* [What you will do]: For each line below that includes the word "einen", make a copy.

── Records provided ──

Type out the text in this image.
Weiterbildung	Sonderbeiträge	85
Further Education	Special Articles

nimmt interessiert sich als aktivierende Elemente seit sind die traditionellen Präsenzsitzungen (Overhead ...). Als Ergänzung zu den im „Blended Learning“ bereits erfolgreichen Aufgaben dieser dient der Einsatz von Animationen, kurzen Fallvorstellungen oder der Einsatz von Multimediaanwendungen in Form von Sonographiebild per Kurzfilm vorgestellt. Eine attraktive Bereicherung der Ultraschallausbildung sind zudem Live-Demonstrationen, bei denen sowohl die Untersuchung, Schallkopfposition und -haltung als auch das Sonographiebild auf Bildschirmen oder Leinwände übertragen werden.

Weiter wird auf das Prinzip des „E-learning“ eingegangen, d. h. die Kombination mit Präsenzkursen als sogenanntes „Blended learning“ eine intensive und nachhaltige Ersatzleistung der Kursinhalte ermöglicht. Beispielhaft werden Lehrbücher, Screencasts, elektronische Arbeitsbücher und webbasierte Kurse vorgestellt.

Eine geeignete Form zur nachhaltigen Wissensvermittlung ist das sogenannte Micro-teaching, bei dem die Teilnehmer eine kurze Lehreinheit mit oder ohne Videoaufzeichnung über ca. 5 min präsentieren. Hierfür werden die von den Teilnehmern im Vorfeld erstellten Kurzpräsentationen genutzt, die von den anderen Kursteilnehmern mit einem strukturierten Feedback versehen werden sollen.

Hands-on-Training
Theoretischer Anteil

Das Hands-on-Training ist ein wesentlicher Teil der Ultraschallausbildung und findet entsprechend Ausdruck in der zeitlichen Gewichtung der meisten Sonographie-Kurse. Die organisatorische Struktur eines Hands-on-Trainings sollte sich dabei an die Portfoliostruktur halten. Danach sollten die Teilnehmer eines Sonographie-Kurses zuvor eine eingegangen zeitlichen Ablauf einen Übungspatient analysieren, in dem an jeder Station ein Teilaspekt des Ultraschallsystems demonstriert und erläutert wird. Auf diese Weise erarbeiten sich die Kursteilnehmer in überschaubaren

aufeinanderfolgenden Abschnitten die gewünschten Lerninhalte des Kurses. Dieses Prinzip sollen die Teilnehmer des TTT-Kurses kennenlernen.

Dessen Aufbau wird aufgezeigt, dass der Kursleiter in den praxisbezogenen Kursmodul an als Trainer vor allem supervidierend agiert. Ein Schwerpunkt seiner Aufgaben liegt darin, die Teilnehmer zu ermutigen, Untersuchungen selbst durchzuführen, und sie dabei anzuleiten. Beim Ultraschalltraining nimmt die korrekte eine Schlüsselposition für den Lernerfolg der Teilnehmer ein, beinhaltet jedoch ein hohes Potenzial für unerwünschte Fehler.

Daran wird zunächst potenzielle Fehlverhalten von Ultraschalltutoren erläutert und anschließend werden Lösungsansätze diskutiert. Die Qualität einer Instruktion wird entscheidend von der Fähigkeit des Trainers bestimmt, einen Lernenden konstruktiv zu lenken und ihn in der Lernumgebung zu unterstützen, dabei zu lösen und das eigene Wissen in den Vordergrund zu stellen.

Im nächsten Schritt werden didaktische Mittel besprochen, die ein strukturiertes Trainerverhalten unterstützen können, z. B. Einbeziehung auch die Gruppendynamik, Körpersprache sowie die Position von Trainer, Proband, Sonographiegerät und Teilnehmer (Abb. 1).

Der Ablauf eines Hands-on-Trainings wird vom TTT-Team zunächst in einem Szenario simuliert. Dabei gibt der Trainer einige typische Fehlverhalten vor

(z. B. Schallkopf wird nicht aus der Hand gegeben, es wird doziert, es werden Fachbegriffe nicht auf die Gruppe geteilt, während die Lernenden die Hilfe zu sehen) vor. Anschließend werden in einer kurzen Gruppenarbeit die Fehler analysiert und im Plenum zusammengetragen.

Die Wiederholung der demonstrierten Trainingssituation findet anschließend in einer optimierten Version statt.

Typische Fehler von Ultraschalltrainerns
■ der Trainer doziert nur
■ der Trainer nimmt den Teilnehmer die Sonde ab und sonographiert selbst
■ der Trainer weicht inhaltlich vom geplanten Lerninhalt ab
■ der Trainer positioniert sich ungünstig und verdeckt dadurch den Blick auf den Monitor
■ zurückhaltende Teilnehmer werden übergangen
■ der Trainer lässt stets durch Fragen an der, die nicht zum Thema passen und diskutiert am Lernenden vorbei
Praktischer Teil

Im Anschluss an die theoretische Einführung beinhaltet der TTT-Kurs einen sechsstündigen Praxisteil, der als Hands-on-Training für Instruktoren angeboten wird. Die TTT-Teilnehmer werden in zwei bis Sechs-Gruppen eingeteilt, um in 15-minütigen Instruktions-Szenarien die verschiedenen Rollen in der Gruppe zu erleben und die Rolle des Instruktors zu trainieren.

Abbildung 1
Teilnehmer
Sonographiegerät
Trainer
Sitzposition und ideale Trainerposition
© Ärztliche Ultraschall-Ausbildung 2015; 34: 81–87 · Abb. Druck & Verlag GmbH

───

* [Final answer]:
Das Hands-on-Training ist ein wesentlicher Teil der Ultraschallausbildung und findet entsprechend Ausdruck in der zeitlichen Gewichtung der meisten Sonographie-Kurse. Die organisatorische Struktur eines Hands-on-Trainings sollte sich dabei an die Portfoliostruktur halten. Danach sollten die Teilnehmer eines Sonographie-Kurses zuvor eine eingegangen zeitlichen Ablauf einen Übungspatient analysieren, in dem an jeder Station ein Teilaspekt des Ultraschallsystems demonstriert und erläutert wird. Auf diese Weise erarbeiten sich die Kursteilnehmer in überschaubaren
Daran wird zunächst potenzielle Fehlverhalten von Ultraschalltutoren erläutert und anschließend werden Lösungsansätze diskutiert. Die Qualität einer Instruktion wird entscheidend von der Fähigkeit des Trainers bestimmt, einen Lernenden konstruktiv zu lenken und ihn in der Lernumgebung zu unterstützen, dabei zu lösen und das eigene Wissen in den Vordergrund zu stellen.
Im Anschluss an die theoretische Einführung beinhaltet der TTT-Kurs einen sechsstündigen Praxisteil, der als Hands-on-Training für Instruktoren angeboten wird. Die TTT-Teilnehmer werden in zwei bis Sechs-Gruppen eingeteilt, um in 15-minütigen Instruktions-Szenarien die verschiedenen Rollen in der Gruppe zu erleben und die Rolle des Instruktors zu trainieren.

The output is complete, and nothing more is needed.